# [What you are asked to do]
All of the records below need to be copied exactly.
[Start of Supplied data]
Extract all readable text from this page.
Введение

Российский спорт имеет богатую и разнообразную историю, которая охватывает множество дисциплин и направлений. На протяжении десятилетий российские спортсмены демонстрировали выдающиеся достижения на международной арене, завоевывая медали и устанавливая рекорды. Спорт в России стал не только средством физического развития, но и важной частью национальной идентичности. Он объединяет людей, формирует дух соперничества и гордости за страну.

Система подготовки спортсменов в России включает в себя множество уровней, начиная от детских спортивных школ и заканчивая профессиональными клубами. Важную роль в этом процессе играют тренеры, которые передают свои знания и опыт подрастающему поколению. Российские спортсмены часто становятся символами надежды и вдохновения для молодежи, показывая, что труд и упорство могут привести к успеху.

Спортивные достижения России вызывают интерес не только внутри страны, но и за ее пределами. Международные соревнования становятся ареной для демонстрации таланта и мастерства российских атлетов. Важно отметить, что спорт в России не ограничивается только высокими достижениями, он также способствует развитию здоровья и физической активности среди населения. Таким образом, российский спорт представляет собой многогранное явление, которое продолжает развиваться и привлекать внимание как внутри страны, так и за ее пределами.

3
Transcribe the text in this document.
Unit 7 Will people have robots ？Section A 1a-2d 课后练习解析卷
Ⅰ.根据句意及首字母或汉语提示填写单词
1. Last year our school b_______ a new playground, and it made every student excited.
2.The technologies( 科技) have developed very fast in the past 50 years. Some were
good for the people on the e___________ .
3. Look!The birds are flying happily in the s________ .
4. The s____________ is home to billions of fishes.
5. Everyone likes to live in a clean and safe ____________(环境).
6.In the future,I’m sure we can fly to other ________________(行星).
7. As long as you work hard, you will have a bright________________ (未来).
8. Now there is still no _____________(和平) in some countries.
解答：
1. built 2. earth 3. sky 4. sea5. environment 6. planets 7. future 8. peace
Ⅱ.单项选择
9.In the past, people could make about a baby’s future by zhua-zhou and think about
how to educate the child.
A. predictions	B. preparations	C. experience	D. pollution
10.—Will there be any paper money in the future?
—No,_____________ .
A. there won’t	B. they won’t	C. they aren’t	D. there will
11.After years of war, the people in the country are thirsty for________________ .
[End of Supplied data]
# [Complete response]
Extract all readable text from this page.
Введение

Российский спорт имеет богатую и разнообразную историю, которая охватывает множество дисциплин и направлений. На протяжении десятилетий российские спортсмены демонстрировали выдающиеся достижения на международной арене, завоевывая медали и устанавливая рекорды. Спорт в России стал не только средством физического развития, но и важной частью национальной идентичности. Он объединяет людей, формирует дух соперничества и гордости за страну.

Система подготовки спортсменов в России включает в себя множество уровней, начиная от детских спортивных школ и заканчивая профессиональными клубами. Важную роль в этом процессе играют тренеры, которые передают свои знания и опыт подрастающему поколению. Российские спортсмены часто становятся символами надежды и вдохновения для молодежи, показывая, что труд и упорство могут привести к успеху.

Спортивные достижения России вызывают интерес не только внутри страны, но и за ее пределами. Международные соревнования становятся ареной для демонстрации таланта и мастерства российских атлетов. Важно отметить, что спорт в России не ограничивается только высокими достижениями, он также способствует развитию здоровья и физической активности среди населения. Таким образом, российский спорт представляет собой многогранное явление, которое продолжает развиваться и привлекать внимание как внутри страны, так и за ее пределами.

3
Transcribe the text in this document.
Unit 7 Will people have robots ？Section A 1a-2d 课后练习解析卷
Ⅰ.根据句意及首字母或汉语提示填写单词
1. Last year our school b_______ a new playground, and it made every student excited.
2.The technologies( 科技) have developed very fast in the past 50 years. Some were
good for the people on the e___________ .
3. Look!The birds are flying happily in the s________ .
4. The s____________ is home to billions of fishes.
5. Everyone likes to live in a clean and safe ____________(环境).
6.In the future,I’m sure we can fly to other ________________(行星).
7. As long as you work hard, you will have a bright________________ (未来).
8. Now there is still no _____________(和平) in some countries.
解答：
1. built 2. earth 3. sky 4. sea5. environment 6. planets 7. future 8. peace
Ⅱ.单项选择
9.In the past, people could make about a baby’s future by zhua-zhou and think about
how to educate the child.
A. predictions	B. preparations	C. experience	D. pollution
10.—Will there be any paper money in the future?
—No,_____________ .
A. there won’t	B. they won’t	C. they aren’t	D. there will
11.After years of war, the people in the country are thirsty for________________ .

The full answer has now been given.